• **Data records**
* * *

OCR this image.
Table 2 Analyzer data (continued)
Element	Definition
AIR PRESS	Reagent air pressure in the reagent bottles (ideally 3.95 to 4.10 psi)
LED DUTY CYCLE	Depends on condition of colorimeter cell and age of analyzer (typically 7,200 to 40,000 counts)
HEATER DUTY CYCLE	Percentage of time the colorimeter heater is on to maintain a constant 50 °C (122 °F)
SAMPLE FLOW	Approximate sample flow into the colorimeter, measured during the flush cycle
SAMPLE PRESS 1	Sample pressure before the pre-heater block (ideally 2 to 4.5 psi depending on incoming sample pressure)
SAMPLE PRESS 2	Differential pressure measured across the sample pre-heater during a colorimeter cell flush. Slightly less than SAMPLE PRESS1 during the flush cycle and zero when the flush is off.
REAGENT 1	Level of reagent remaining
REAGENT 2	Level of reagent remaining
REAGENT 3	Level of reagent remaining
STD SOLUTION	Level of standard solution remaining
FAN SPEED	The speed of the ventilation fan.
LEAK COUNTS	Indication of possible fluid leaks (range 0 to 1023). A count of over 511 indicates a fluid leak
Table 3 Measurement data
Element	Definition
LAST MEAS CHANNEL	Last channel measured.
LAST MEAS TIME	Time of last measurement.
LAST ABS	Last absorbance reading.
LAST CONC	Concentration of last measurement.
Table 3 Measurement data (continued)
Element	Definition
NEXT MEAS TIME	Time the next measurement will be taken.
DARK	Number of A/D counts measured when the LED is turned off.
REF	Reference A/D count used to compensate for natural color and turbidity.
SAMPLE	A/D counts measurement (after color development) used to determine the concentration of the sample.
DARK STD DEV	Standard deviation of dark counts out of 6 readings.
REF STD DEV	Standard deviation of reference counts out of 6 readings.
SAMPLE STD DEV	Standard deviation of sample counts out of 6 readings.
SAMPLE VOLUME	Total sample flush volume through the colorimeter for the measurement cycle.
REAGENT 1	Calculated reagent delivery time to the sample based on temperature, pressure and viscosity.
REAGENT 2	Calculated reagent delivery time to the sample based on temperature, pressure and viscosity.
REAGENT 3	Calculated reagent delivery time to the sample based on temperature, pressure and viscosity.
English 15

* * *

• **Task brief**
Repeat the records above exactly.

• **Finished exercise**
OCR this image.
Table 2 Analyzer data (continued)
Element	Definition
AIR PRESS	Reagent air pressure in the reagent bottles (ideally 3.95 to 4.10 psi)
LED DUTY CYCLE	Depends on condition of colorimeter cell and age of analyzer (typically 7,200 to 40,000 counts)
HEATER DUTY CYCLE	Percentage of time the colorimeter heater is on to maintain a constant 50 °C (122 °F)
SAMPLE FLOW	Approximate sample flow into the colorimeter, measured during the flush cycle
SAMPLE PRESS 1	Sample pressure before the pre-heater block (ideally 2 to 4.5 psi depending on incoming sample pressure)
SAMPLE PRESS 2	Differential pressure measured across the sample pre-heater during a colorimeter cell flush. Slightly less than SAMPLE PRESS1 during the flush cycle and zero when the flush is off.
REAGENT 1	Level of reagent remaining
REAGENT 2	Level of reagent remaining
REAGENT 3	Level of reagent remaining
STD SOLUTION	Level of standard solution remaining
FAN SPEED	The speed of the ventilation fan.
LEAK COUNTS	Indication of possible fluid leaks (range 0 to 1023). A count of over 511 indicates a fluid leak
Table 3 Measurement data
Element	Definition
LAST MEAS CHANNEL	Last channel measured.
LAST MEAS TIME	Time of last measurement.
LAST ABS	Last absorbance reading.
LAST CONC	Concentration of last measurement.
Table 3 Measurement data (continued)
Element	Definition
NEXT MEAS TIME	Time the next measurement will be taken.
DARK	Number of A/D counts measured when the LED is turned off.
REF	Reference A/D count used to compensate for natural color and turbidity.
SAMPLE	A/D counts measurement (after color development) used to determine the concentration of the sample.
DARK STD DEV	Standard deviation of dark counts out of 6 readings.
REF STD DEV	Standard deviation of reference counts out of 6 readings.
SAMPLE STD DEV	Standard deviation of sample counts out of 6 readings.
SAMPLE VOLUME	Total sample flush volume through the colorimeter for the measurement cycle.
REAGENT 1	Calculated reagent delivery time to the sample based on temperature, pressure and viscosity.
REAGENT 2	Calculated reagent delivery time to the sample based on temperature, pressure and viscosity.
REAGENT 3	Calculated reagent delivery time to the sample based on temperature, pressure and viscosity.
English 15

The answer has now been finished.